→ To do: Below is a set of records; print all of them exactly as written.

→ Extracted data:

* begin *

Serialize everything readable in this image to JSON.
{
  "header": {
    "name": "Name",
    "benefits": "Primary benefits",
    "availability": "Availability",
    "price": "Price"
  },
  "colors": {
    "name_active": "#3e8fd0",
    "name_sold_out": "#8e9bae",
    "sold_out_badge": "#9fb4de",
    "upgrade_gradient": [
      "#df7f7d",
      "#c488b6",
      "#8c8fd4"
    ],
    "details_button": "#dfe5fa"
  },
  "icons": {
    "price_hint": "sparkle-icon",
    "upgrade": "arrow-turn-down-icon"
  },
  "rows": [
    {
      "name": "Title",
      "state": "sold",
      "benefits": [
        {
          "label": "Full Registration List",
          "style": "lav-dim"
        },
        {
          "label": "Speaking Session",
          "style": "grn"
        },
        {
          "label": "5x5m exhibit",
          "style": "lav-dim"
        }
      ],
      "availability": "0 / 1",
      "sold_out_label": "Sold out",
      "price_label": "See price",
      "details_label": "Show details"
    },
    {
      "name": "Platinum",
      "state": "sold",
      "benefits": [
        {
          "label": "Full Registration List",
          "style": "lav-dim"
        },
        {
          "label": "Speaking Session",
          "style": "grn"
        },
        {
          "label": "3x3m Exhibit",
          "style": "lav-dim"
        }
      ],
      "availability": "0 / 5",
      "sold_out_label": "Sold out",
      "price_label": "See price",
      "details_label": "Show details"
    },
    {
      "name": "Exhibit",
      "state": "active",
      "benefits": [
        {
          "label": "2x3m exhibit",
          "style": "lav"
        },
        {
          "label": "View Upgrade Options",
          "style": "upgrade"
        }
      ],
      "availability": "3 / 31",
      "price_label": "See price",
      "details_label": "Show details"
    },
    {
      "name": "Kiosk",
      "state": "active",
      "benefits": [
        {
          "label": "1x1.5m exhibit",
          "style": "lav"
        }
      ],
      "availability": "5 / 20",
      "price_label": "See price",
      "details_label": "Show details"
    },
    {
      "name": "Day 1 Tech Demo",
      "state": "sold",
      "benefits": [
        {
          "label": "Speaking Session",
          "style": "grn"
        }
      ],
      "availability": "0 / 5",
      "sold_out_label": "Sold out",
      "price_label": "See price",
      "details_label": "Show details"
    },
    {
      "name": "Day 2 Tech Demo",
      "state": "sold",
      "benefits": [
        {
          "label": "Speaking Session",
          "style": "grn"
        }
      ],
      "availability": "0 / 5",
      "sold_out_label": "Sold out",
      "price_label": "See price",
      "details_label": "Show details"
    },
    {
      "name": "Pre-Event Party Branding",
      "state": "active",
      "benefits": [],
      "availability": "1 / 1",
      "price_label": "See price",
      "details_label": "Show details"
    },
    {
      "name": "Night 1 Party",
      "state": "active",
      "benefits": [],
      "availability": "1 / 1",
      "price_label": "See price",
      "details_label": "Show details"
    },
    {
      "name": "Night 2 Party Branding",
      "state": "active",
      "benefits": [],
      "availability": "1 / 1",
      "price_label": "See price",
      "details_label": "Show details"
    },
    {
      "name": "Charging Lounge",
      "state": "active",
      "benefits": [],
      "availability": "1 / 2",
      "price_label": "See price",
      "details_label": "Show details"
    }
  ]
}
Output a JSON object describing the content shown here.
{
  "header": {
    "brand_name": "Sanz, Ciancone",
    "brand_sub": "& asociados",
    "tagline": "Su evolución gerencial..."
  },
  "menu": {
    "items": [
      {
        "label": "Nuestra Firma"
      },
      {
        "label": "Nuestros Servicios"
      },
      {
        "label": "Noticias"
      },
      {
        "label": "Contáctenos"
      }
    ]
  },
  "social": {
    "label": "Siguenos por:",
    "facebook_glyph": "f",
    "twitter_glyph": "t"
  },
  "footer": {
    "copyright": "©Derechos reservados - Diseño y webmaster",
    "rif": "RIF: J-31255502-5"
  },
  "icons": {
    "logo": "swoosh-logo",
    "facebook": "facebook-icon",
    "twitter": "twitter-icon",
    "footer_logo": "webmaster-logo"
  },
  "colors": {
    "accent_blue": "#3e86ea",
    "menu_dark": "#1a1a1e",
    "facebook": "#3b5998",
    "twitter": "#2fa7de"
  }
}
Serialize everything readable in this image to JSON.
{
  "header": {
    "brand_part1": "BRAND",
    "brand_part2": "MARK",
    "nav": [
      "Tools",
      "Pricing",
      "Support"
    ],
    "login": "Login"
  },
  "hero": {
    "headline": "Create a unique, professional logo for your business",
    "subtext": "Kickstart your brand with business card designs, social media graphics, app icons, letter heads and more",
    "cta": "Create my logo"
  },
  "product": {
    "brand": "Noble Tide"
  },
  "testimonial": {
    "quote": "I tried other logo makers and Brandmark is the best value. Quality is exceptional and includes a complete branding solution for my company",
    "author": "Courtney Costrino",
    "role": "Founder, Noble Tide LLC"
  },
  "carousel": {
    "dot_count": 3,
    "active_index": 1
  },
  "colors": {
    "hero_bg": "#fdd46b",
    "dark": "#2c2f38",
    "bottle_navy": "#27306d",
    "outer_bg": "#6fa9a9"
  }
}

* end *

→ Answer to this problem:
Serialize everything readable in this image to JSON.
{
  "header": {
    "name": "Name",
    "benefits": "Primary benefits",
    "availability": "Availability",
    "price": "Price"
  },
  "colors": {
    "name_active": "#3e8fd0",
    "name_sold_out": "#8e9bae",
    "sold_out_badge": "#9fb4de",
    "upgrade_gradient": [
      "#df7f7d",
      "#c488b6",
      "#8c8fd4"
    ],
    "details_button": "#dfe5fa"
  },
  "icons": {
    "price_hint": "sparkle-icon",
    "upgrade": "arrow-turn-down-icon"
  },
  "rows": [
    {
      "name": "Title",
      "state": "sold",
      "benefits": [
        {
          "label": "Full Registration List",
          "style": "lav-dim"
        },
        {
          "label": "Speaking Session",
          "style": "grn"
        },
        {
          "label": "5x5m exhibit",
          "style": "lav-dim"
        }
      ],
      "availability": "0 / 1",
      "sold_out_label": "Sold out",
      "price_label": "See price",
      "details_label": "Show details"
    },
    {
      "name": "Platinum",
      "state": "sold",
      "benefits": [
        {
          "label": "Full Registration List",
          "style": "lav-dim"
        },
        {
          "label": "Speaking Session",
          "style": "grn"
        },
        {
          "label": "3x3m Exhibit",
          "style": "lav-dim"
        }
      ],
      "availability": "0 / 5",
      "sold_out_label": "Sold out",
      "price_label": "See price",
      "details_label": "Show details"
    },
    {
      "name": "Exhibit",
      "state": "active",
      "benefits": [
        {
          "label": "2x3m exhibit",
          "style": "lav"
        },
        {
          "label": "View Upgrade Options",
          "style": "upgrade"
        }
      ],
      "availability": "3 / 31",
      "price_label": "See price",
      "details_label": "Show details"
    },
    {
      "name": "Kiosk",
      "state": "active",
      "benefits": [
        {
          "label": "1x1.5m exhibit",
          "style": "lav"
        }
      ],
      "availability": "5 / 20",
      "price_label": "See price",
      "details_label": "Show details"
    },
    {
      "name": "Day 1 Tech Demo",
      "state": "sold",
      "benefits": [
        {
          "label": "Speaking Session",
          "style": "grn"
        }
      ],
      "availability": "0 / 5",
      "sold_out_label": "Sold out",
      "price_label": "See price",
      "details_label": "Show details"
    },
    {
      "name": "Day 2 Tech Demo",
      "state": "sold",
      "benefits": [
        {
          "label": "Speaking Session",
          "style": "grn"
        }
      ],
      "availability": "0 / 5",
      "sold_out_label": "Sold out",
      "price_label": "See price",
      "details_label": "Show details"
    },
    {
      "name": "Pre-Event Party Branding",
      "state": "active",
      "benefits": [],
      "availability": "1 / 1",
      "price_label": "See price",
      "details_label": "Show details"
    },
    {
      "name": "Night 1 Party",
      "state": "active",
      "benefits": [],
      "availability": "1 / 1",
      "price_label": "See price",
      "details_label": "Show details"
    },
    {
      "name": "Night 2 Party Branding",
      "state": "active",
      "benefits": [],
      "availability": "1 / 1",
      "price_label": "See price",
      "details_label": "Show details"
    },
    {
      "name": "Charging Lounge",
      "state": "active",
      "benefits": [],
      "availability": "1 / 2",
      "price_label": "See price",
      "details_label": "Show details"
    }
  ]
}
Output a JSON object describing the content shown here.
{
  "header": {
    "brand_name": "Sanz, Ciancone",
    "brand_sub": "& asociados",
    "tagline": "Su evolución gerencial..."
  },
  "menu": {
    "items": [
      {
        "label": "Nuestra Firma"
      },
      {
        "label": "Nuestros Servicios"
      },
      {
        "label": "Noticias"
      },
      {
        "label": "Contáctenos"
      }
    ]
  },
  "social": {
    "label": "Siguenos por:",
    "facebook_glyph": "f",
    "twitter_glyph": "t"
  },
  "footer": {
    "copyright": "©Derechos reservados - Diseño y webmaster",
    "rif": "RIF: J-31255502-5"
  },
  "icons": {
    "logo": "swoosh-logo",
    "facebook": "facebook-icon",
    "twitter": "twitter-icon",
    "footer_logo": "webmaster-logo"
  },
  "colors": {
    "accent_blue": "#3e86ea",
    "menu_dark": "#1a1a1e",
    "facebook": "#3b5998",
    "twitter": "#2fa7de"
  }
}
Serialize everything readable in this image to JSON.
{
  "header": {
    "brand_part1": "BRAND",
    "brand_part2": "MARK",
    "nav": [
      "Tools",
      "Pricing",
      "Support"
    ],
    "login": "Login"
  },
  "hero": {
    "headline": "Create a unique, professional logo for your business",
    "subtext": "Kickstart your brand with business card designs, social media graphics, app icons, letter heads and more",
    "cta": "Create my logo"
  },
  "product": {
    "brand": "Noble Tide"
  },
  "testimonial": {
    "quote": "I tried other logo makers and Brandmark is the best value. Quality is exceptional and includes a complete branding solution for my company",
    "author": "Courtney Costrino",
    "role": "Founder, Noble Tide LLC"
  },
  "carousel": {
    "dot_count": 3,
    "active_index": 1
  },
  "colors": {
    "hero_bg": "#fdd46b",
    "dark": "#2c2f38",
    "bottle_navy": "#27306d",
    "outer_bg": "#6fa9a9"
  }
}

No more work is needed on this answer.